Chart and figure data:
* BEGIN *

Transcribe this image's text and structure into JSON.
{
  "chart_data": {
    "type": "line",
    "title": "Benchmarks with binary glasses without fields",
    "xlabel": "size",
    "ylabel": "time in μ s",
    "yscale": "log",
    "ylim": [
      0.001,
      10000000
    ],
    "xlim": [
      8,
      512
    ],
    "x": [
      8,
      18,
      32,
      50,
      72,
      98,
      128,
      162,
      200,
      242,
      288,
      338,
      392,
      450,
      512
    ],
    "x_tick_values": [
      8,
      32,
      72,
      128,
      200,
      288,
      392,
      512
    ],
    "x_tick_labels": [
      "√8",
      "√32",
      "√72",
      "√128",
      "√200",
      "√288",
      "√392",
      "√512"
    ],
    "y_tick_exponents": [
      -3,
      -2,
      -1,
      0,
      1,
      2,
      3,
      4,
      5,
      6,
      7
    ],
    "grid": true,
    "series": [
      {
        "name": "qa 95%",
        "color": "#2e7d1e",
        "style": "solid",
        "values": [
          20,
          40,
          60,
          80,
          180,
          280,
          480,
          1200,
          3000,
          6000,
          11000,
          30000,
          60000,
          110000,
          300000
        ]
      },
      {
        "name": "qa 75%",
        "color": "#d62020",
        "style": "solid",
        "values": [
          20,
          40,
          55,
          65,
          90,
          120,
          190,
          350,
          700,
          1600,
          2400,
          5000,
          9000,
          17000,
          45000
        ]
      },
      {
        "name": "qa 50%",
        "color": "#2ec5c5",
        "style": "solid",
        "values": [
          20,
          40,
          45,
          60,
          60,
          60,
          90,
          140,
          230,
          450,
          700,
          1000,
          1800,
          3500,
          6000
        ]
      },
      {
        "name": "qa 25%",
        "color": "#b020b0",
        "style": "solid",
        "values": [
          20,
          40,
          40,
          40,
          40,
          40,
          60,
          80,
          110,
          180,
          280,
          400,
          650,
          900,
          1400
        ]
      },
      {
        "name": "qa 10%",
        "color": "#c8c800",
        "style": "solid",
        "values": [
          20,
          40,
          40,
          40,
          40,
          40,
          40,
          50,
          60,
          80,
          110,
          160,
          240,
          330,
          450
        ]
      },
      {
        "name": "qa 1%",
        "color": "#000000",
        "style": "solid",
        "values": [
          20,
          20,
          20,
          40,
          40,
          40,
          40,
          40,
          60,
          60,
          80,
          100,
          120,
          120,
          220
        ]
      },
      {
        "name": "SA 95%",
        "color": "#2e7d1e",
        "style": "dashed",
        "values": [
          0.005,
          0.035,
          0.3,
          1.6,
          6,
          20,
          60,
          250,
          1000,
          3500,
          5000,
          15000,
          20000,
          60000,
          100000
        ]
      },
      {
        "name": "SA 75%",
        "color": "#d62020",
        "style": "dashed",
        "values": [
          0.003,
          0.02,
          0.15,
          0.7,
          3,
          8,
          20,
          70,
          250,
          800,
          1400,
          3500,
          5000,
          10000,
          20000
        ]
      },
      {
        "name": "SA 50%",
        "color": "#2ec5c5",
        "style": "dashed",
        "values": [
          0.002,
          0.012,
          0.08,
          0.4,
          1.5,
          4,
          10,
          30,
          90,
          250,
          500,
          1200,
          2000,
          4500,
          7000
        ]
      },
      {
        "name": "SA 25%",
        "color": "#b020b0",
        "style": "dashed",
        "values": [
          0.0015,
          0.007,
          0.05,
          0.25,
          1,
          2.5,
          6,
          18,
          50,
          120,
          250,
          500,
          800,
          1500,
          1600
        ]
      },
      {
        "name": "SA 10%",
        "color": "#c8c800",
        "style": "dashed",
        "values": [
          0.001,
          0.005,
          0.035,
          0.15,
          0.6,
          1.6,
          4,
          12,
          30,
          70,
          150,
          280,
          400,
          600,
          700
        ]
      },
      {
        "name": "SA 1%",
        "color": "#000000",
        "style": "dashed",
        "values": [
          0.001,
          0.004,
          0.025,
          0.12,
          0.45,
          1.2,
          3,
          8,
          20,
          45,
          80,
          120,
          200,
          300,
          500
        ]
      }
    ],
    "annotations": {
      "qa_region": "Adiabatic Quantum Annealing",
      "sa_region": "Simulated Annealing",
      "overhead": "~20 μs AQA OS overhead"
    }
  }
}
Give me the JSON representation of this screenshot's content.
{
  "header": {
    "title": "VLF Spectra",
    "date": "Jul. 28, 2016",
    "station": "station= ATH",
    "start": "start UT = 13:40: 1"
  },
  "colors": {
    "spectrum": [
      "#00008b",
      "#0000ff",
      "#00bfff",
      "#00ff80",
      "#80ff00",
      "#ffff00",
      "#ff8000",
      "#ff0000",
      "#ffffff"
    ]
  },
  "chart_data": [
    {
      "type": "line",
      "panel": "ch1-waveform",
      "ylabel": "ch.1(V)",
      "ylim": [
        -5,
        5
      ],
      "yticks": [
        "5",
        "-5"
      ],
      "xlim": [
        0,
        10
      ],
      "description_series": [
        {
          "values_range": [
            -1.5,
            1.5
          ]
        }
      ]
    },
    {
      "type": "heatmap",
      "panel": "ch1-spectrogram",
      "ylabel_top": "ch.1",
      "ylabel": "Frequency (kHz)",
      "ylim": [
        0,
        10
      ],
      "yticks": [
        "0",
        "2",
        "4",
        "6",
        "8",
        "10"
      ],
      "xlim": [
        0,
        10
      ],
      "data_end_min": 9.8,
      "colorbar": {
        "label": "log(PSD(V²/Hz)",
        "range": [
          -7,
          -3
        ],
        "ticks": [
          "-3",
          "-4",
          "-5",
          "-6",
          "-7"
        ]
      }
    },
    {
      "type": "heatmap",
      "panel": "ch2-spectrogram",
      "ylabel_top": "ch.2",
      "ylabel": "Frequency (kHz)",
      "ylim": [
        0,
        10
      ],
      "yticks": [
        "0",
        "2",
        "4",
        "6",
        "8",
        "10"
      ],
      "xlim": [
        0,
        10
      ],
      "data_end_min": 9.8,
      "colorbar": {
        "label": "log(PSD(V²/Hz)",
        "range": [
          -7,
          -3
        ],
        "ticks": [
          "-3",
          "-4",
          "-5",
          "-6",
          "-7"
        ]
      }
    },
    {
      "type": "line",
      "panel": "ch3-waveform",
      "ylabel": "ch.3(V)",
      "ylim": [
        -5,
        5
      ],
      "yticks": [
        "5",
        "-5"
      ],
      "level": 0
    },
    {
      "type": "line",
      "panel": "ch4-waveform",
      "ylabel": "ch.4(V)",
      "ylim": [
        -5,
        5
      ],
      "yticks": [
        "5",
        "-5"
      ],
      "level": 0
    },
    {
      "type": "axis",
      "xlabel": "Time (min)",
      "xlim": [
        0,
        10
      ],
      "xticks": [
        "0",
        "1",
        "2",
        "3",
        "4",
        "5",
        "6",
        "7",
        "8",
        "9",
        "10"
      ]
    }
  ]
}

* END *

→ **THE REQUEST**: Copy out the material word for word and line for line.

→ **OUTPUT OF THE EXERCISE**:
Transcribe this image's text and structure into JSON.
{
  "chart_data": {
    "type": "line",
    "title": "Benchmarks with binary glasses without fields",
    "xlabel": "size",
    "ylabel": "time in μ s",
    "yscale": "log",
    "ylim": [
      0.001,
      10000000
    ],
    "xlim": [
      8,
      512
    ],
    "x": [
      8,
      18,
      32,
      50,
      72,
      98,
      128,
      162,
      200,
      242,
      288,
      338,
      392,
      450,
      512
    ],
    "x_tick_values": [
      8,
      32,
      72,
      128,
      200,
      288,
      392,
      512
    ],
    "x_tick_labels": [
      "√8",
      "√32",
      "√72",
      "√128",
      "√200",
      "√288",
      "√392",
      "√512"
    ],
    "y_tick_exponents": [
      -3,
      -2,
      -1,
      0,
      1,
      2,
      3,
      4,
      5,
      6,
      7
    ],
    "grid": true,
    "series": [
      {
        "name": "qa 95%",
        "color": "#2e7d1e",
        "style": "solid",
        "values": [
          20,
          40,
          60,
          80,
          180,
          280,
          480,
          1200,
          3000,
          6000,
          11000,
          30000,
          60000,
          110000,
          300000
        ]
      },
      {
        "name": "qa 75%",
        "color": "#d62020",
        "style": "solid",
        "values": [
          20,
          40,
          55,
          65,
          90,
          120,
          190,
          350,
          700,
          1600,
          2400,
          5000,
          9000,
          17000,
          45000
        ]
      },
      {
        "name": "qa 50%",
        "color": "#2ec5c5",
        "style": "solid",
        "values": [
          20,
          40,
          45,
          60,
          60,
          60,
          90,
          140,
          230,
          450,
          700,
          1000,
          1800,
          3500,
          6000
        ]
      },
      {
        "name": "qa 25%",
        "color": "#b020b0",
        "style": "solid",
        "values": [
          20,
          40,
          40,
          40,
          40,
          40,
          60,
          80,
          110,
          180,
          280,
          400,
          650,
          900,
          1400
        ]
      },
      {
        "name": "qa 10%",
        "color": "#c8c800",
        "style": "solid",
        "values": [
          20,
          40,
          40,
          40,
          40,
          40,
          40,
          50,
          60,
          80,
          110,
          160,
          240,
          330,
          450
        ]
      },
      {
        "name": "qa 1%",
        "color": "#000000",
        "style": "solid",
        "values": [
          20,
          20,
          20,
          40,
          40,
          40,
          40,
          40,
          60,
          60,
          80,
          100,
          120,
          120,
          220
        ]
      },
      {
        "name": "SA 95%",
        "color": "#2e7d1e",
        "style": "dashed",
        "values": [
          0.005,
          0.035,
          0.3,
          1.6,
          6,
          20,
          60,
          250,
          1000,
          3500,
          5000,
          15000,
          20000,
          60000,
          100000
        ]
      },
      {
        "name": "SA 75%",
        "color": "#d62020",
        "style": "dashed",
        "values": [
          0.003,
          0.02,
          0.15,
          0.7,
          3,
          8,
          20,
          70,
          250,
          800,
          1400,
          3500,
          5000,
          10000,
          20000
        ]
      },
      {
        "name": "SA 50%",
        "color": "#2ec5c5",
        "style": "dashed",
        "values": [
          0.002,
          0.012,
          0.08,
          0.4,
          1.5,
          4,
          10,
          30,
          90,
          250,
          500,
          1200,
          2000,
          4500,
          7000
        ]
      },
      {
        "name": "SA 25%",
        "color": "#b020b0",
        "style": "dashed",
        "values": [
          0.0015,
          0.007,
          0.05,
          0.25,
          1,
          2.5,
          6,
          18,
          50,
          120,
          250,
          500,
          800,
          1500,
          1600
        ]
      },
      {
        "name": "SA 10%",
        "color": "#c8c800",
        "style": "dashed",
        "values": [
          0.001,
          0.005,
          0.035,
          0.15,
          0.6,
          1.6,
          4,
          12,
          30,
          70,
          150,
          280,
          400,
          600,
          700
        ]
      },
      {
        "name": "SA 1%",
        "color": "#000000",
        "style": "dashed",
        "values": [
          0.001,
          0.004,
          0.025,
          0.12,
          0.45,
          1.2,
          3,
          8,
          20,
          45,
          80,
          120,
          200,
          300,
          500
        ]
      }
    ],
    "annotations": {
      "qa_region": "Adiabatic Quantum Annealing",
      "sa_region": "Simulated Annealing",
      "overhead": "~20 μs AQA OS overhead"
    }
  }
}
Give me the JSON representation of this screenshot's content.
{
  "header": {
    "title": "VLF Spectra",
    "date": "Jul. 28, 2016",
    "station": "station= ATH",
    "start": "start UT = 13:40: 1"
  },
  "colors": {
    "spectrum": [
      "#00008b",
      "#0000ff",
      "#00bfff",
      "#00ff80",
      "#80ff00",
      "#ffff00",
      "#ff8000",
      "#ff0000",
      "#ffffff"
    ]
  },
  "chart_data": [
    {
      "type": "line",
      "panel": "ch1-waveform",
      "ylabel": "ch.1(V)",
      "ylim": [
        -5,
        5
      ],
      "yticks": [
        "5",
        "-5"
      ],
      "xlim": [
        0,
        10
      ],
      "description_series": [
        {
          "values_range": [
            -1.5,
            1.5
          ]
        }
      ]
    },
    {
      "type": "heatmap",
      "panel": "ch1-spectrogram",
      "ylabel_top": "ch.1",
      "ylabel": "Frequency (kHz)",
      "ylim": [
        0,
        10
      ],
      "yticks": [
        "0",
        "2",
        "4",
        "6",
        "8",
        "10"
      ],
      "xlim": [
        0,
        10
      ],
      "data_end_min": 9.8,
      "colorbar": {
        "label": "log(PSD(V²/Hz)",
        "range": [
          -7,
          -3
        ],
        "ticks": [
          "-3",
          "-4",
          "-5",
          "-6",
          "-7"
        ]
      }
    },
    {
      "type": "heatmap",
      "panel": "ch2-spectrogram",
      "ylabel_top": "ch.2",
      "ylabel": "Frequency (kHz)",
      "ylim": [
        0,
        10
      ],
      "yticks": [
        "0",
        "2",
        "4",
        "6",
        "8",
        "10"
      ],
      "xlim": [
        0,
        10
      ],
      "data_end_min": 9.8,
      "colorbar": {
        "label": "log(PSD(V²/Hz)",
        "range": [
          -7,
          -3
        ],
        "ticks": [
          "-3",
          "-4",
          "-5",
          "-6",
          "-7"
        ]
      }
    },
    {
      "type": "line",
      "panel": "ch3-waveform",
      "ylabel": "ch.3(V)",
      "ylim": [
        -5,
        5
      ],
      "yticks": [
        "5",
        "-5"
      ],
      "level": 0
    },
    {
      "type": "line",
      "panel": "ch4-waveform",
      "ylabel": "ch.4(V)",
      "ylim": [
        -5,
        5
      ],
      "yticks": [
        "5",
        "-5"
      ],
      "level": 0
    },
    {
      "type": "axis",
      "xlabel": "Time (min)",
      "xlim": [
        0,
        10
      ],
      "xticks": [
        "0",
        "1",
        "2",
        "3",
        "4",
        "5",
        "6",
        "7",
        "8",
        "9",
        "10"
      ]
    }
  ]
}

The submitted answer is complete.